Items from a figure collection
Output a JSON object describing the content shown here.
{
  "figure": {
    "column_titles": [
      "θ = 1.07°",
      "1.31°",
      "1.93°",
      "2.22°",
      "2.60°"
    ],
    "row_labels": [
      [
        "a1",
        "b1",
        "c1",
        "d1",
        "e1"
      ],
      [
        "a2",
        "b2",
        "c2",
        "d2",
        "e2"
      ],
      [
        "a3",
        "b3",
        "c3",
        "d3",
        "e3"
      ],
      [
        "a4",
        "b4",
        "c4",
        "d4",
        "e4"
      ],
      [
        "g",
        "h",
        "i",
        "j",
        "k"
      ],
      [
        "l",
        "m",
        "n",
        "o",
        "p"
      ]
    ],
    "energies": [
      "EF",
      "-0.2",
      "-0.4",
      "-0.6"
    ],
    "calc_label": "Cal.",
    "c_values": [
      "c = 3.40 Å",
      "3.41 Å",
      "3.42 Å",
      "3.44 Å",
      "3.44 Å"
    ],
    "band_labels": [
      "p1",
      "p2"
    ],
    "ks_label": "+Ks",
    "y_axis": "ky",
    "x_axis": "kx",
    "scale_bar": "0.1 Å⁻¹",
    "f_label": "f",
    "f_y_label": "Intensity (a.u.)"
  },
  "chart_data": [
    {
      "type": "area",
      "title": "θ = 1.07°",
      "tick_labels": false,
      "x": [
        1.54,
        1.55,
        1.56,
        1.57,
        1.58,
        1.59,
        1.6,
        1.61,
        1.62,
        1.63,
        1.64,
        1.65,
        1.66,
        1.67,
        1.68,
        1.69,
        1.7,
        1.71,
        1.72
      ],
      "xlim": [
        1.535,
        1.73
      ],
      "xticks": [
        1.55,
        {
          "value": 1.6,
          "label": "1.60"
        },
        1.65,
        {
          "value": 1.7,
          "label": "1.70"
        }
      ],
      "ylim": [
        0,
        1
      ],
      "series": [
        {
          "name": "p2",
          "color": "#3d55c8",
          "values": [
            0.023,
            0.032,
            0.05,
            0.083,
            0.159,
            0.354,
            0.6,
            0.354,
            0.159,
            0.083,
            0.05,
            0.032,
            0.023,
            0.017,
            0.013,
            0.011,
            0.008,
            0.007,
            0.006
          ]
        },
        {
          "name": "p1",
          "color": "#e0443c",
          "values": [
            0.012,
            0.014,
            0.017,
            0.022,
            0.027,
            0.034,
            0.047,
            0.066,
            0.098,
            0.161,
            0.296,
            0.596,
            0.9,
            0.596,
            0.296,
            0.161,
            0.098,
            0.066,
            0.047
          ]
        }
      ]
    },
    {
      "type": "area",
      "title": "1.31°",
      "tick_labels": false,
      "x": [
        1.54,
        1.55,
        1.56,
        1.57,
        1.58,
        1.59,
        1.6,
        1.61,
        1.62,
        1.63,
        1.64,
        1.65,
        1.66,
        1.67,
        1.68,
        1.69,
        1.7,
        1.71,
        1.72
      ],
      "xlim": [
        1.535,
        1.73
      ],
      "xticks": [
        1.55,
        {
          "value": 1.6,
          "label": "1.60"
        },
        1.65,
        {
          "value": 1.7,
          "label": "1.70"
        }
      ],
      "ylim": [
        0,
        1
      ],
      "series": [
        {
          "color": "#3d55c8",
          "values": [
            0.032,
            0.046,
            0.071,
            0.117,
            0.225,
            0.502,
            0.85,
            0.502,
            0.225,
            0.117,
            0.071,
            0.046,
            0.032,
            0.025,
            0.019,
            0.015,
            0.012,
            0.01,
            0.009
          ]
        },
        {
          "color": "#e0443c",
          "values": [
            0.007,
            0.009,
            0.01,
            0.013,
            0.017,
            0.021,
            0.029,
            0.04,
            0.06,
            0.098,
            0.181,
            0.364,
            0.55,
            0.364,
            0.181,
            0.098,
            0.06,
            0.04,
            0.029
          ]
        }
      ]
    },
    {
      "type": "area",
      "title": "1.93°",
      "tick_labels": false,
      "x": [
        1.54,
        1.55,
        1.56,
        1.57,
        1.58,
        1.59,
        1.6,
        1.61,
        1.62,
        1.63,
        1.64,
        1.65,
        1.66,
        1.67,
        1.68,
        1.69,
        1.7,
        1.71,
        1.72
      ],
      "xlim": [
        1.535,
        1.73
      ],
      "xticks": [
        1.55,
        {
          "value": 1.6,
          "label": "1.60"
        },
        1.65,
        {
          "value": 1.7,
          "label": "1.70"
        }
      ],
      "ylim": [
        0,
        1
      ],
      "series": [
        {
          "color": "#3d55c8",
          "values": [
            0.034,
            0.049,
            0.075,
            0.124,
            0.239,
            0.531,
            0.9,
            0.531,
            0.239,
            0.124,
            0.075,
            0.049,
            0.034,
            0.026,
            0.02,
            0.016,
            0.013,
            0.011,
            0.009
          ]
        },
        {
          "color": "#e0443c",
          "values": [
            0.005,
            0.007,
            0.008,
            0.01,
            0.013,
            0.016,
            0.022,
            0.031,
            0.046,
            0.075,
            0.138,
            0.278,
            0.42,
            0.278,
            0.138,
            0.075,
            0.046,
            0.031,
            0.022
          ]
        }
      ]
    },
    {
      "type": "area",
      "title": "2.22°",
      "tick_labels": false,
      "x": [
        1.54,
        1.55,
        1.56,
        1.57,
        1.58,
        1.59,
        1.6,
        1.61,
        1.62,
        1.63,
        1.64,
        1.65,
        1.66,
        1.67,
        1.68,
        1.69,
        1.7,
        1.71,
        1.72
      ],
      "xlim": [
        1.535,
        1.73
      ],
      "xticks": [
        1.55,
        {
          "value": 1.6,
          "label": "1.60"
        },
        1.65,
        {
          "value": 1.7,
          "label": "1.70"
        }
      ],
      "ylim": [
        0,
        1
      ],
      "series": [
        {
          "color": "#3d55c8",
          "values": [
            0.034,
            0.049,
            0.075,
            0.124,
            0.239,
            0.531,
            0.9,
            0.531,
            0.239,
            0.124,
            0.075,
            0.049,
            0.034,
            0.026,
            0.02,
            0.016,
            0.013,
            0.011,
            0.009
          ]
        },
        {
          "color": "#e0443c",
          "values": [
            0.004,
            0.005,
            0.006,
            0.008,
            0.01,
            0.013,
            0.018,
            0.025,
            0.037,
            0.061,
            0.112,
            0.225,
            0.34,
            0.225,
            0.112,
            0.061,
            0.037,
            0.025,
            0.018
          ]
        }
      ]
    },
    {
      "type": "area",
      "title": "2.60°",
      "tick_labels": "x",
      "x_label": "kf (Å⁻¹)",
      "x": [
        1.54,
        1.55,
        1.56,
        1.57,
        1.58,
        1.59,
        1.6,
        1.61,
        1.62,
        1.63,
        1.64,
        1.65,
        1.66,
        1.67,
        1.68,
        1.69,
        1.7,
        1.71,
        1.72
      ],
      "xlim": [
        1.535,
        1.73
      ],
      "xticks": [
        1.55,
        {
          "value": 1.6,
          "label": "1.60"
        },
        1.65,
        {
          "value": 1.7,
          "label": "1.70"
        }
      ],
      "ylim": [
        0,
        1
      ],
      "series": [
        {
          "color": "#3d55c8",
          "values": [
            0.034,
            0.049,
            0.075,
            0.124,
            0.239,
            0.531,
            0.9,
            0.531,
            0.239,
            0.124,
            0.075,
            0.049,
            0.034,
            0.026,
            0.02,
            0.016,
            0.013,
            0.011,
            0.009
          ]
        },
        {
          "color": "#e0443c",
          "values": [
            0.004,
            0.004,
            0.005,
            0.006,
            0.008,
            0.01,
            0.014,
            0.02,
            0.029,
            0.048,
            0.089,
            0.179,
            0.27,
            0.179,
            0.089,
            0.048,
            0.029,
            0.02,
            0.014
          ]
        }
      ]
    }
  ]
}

▶ [REQUIRED TASK]
Using the listing above, retype each line exactly.

▶ [COMPLETED EXERCISE]
Output a JSON object describing the content shown here.
{
  "figure": {
    "column_titles": [
      "θ = 1.07°",
      "1.31°",
      "1.93°",
      "2.22°",
      "2.60°"
    ],
    "row_labels": [
      [
        "a1",
        "b1",
        "c1",
        "d1",
        "e1"
      ],
      [
        "a2",
        "b2",
        "c2",
        "d2",
        "e2"
      ],
      [
        "a3",
        "b3",
        "c3",
        "d3",
        "e3"
      ],
      [
        "a4",
        "b4",
        "c4",
        "d4",
        "e4"
      ],
      [
        "g",
        "h",
        "i",
        "j",
        "k"
      ],
      [
        "l",
        "m",
        "n",
        "o",
        "p"
      ]
    ],
    "energies": [
      "EF",
      "-0.2",
      "-0.4",
      "-0.6"
    ],
    "calc_label": "Cal.",
    "c_values": [
      "c = 3.40 Å",
      "3.41 Å",
      "3.42 Å",
      "3.44 Å",
      "3.44 Å"
    ],
    "band_labels": [
      "p1",
      "p2"
    ],
    "ks_label": "+Ks",
    "y_axis": "ky",
    "x_axis": "kx",
    "scale_bar": "0.1 Å⁻¹",
    "f_label": "f",
    "f_y_label": "Intensity (a.u.)"
  },
  "chart_data": [
    {
      "type": "area",
      "title": "θ = 1.07°",
      "tick_labels": false,
      "x": [
        1.54,
        1.55,
        1.56,
        1.57,
        1.58,
        1.59,
        1.6,
        1.61,
        1.62,
        1.63,
        1.64,
        1.65,
        1.66,
        1.67,
        1.68,
        1.69,
        1.7,
        1.71,
        1.72
      ],
      "xlim": [
        1.535,
        1.73
      ],
      "xticks": [
        1.55,
        {
          "value": 1.6,
          "label": "1.60"
        },
        1.65,
        {
          "value": 1.7,
          "label": "1.70"
        }
      ],
      "ylim": [
        0,
        1
      ],
      "series": [
        {
          "name": "p2",
          "color": "#3d55c8",
          "values": [
            0.023,
            0.032,
            0.05,
            0.083,
            0.159,
            0.354,
            0.6,
            0.354,
            0.159,
            0.083,
            0.05,
            0.032,
            0.023,
            0.017,
            0.013,
            0.011,
            0.008,
            0.007,
            0.006
          ]
        },
        {
          "name": "p1",
          "color": "#e0443c",
          "values": [
            0.012,
            0.014,
            0.017,
            0.022,
            0.027,
            0.034,
            0.047,
            0.066,
            0.098,
            0.161,
            0.296,
            0.596,
            0.9,
            0.596,
            0.296,
            0.161,
            0.098,
            0.066,
            0.047
          ]
        }
      ]
    },
    {
      "type": "area",
      "title": "1.31°",
      "tick_labels": false,
      "x": [
        1.54,
        1.55,
        1.56,
        1.57,
        1.58,
        1.59,
        1.6,
        1.61,
        1.62,
        1.63,
        1.64,
        1.65,
        1.66,
        1.67,
        1.68,
        1.69,
        1.7,
        1.71,
        1.72
      ],
      "xlim": [
        1.535,
        1.73
      ],
      "xticks": [
        1.55,
        {
          "value": 1.6,
          "label": "1.60"
        },
        1.65,
        {
          "value": 1.7,
          "label": "1.70"
        }
      ],
      "ylim": [
        0,
        1
      ],
      "series": [
        {
          "color": "#3d55c8",
          "values": [
            0.032,
            0.046,
            0.071,
            0.117,
            0.225,
            0.502,
            0.85,
            0.502,
            0.225,
            0.117,
            0.071,
            0.046,
            0.032,
            0.025,
            0.019,
            0.015,
            0.012,
            0.01,
            0.009
          ]
        },
        {
          "color": "#e0443c",
          "values": [
            0.007,
            0.009,
            0.01,
            0.013,
            0.017,
            0.021,
            0.029,
            0.04,
            0.06,
            0.098,
            0.181,
            0.364,
            0.55,
            0.364,
            0.181,
            0.098,
            0.06,
            0.04,
            0.029
          ]
        }
      ]
    },
    {
      "type": "area",
      "title": "1.93°",
      "tick_labels": false,
      "x": [
        1.54,
        1.55,
        1.56,
        1.57,
        1.58,
        1.59,
        1.6,
        1.61,
        1.62,
        1.63,
        1.64,
        1.65,
        1.66,
        1.67,
        1.68,
        1.69,
        1.7,
        1.71,
        1.72
      ],
      "xlim": [
        1.535,
        1.73
      ],
      "xticks": [
        1.55,
        {
          "value": 1.6,
          "label": "1.60"
        },
        1.65,
        {
          "value": 1.7,
          "label": "1.70"
        }
      ],
      "ylim": [
        0,
        1
      ],
      "series": [
        {
          "color": "#3d55c8",
          "values": [
            0.034,
            0.049,
            0.075,
            0.124,
            0.239,
            0.531,
            0.9,
            0.531,
            0.239,
            0.124,
            0.075,
            0.049,
            0.034,
            0.026,
            0.02,
            0.016,
            0.013,
            0.011,
            0.009
          ]
        },
        {
          "color": "#e0443c",
          "values": [
            0.005,
            0.007,
            0.008,
            0.01,
            0.013,
            0.016,
            0.022,
            0.031,
            0.046,
            0.075,
            0.138,
            0.278,
            0.42,
            0.278,
            0.138,
            0.075,
            0.046,
            0.031,
            0.022
          ]
        }
      ]
    },
    {
      "type": "area",
      "title": "2.22°",
      "tick_labels": false,
      "x": [
        1.54,
        1.55,
        1.56,
        1.57,
        1.58,
        1.59,
        1.6,
        1.61,
        1.62,
        1.63,
        1.64,
        1.65,
        1.66,
        1.67,
        1.68,
        1.69,
        1.7,
        1.71,
        1.72
      ],
      "xlim": [
        1.535,
        1.73
      ],
      "xticks": [
        1.55,
        {
          "value": 1.6,
          "label": "1.60"
        },
        1.65,
        {
          "value": 1.7,
          "label": "1.70"
        }
      ],
      "ylim": [
        0,
        1
      ],
      "series": [
        {
          "color": "#3d55c8",
          "values": [
            0.034,
            0.049,
            0.075,
            0.124,
            0.239,
            0.531,
            0.9,
            0.531,
            0.239,
            0.124,
            0.075,
            0.049,
            0.034,
            0.026,
            0.02,
            0.016,
            0.013,
            0.011,
            0.009
          ]
        },
        {
          "color": "#e0443c",
          "values": [
            0.004,
            0.005,
            0.006,
            0.008,
            0.01,
            0.013,
            0.018,
            0.025,
            0.037,
            0.061,
            0.112,
            0.225,
            0.34,
            0.225,
            0.112,
            0.061,
            0.037,
            0.025,
            0.018
          ]
        }
      ]
    },
    {
      "type": "area",
      "title": "2.60°",
      "tick_labels": "x",
      "x_label": "kf (Å⁻¹)",
      "x": [
        1.54,
        1.55,
        1.56,
        1.57,
        1.58,
        1.59,
        1.6,
        1.61,
        1.62,
        1.63,
        1.64,
        1.65,
        1.66,
        1.67,
        1.68,
        1.69,
        1.7,
        1.71,
        1.72
      ],
      "xlim": [
        1.535,
        1.73
      ],
      "xticks": [
        1.55,
        {
          "value": 1.6,
          "label": "1.60"
        },
        1.65,
        {
          "value": 1.7,
          "label": "1.70"
        }
      ],
      "ylim": [
        0,
        1
      ],
      "series": [
        {
          "color": "#3d55c8",
          "values": [
            0.034,
            0.049,
            0.075,
            0.124,
            0.239,
            0.531,
            0.9,
            0.531,
            0.239,
            0.124,
            0.075,
            0.049,
            0.034,
            0.026,
            0.02,
            0.016,
            0.013,
            0.011,
            0.009
          ]
        },
        {
          "color": "#e0443c",
          "values": [
            0.004,
            0.004,
            0.005,
            0.006,
            0.008,
            0.01,
            0.014,
            0.02,
            0.029,
            0.048,
            0.089,
            0.179,
            0.27,
            0.179,
            0.089,
            0.048,
            0.029,
            0.02,
            0.014
          ]
        }
      ]
    }
  ]
}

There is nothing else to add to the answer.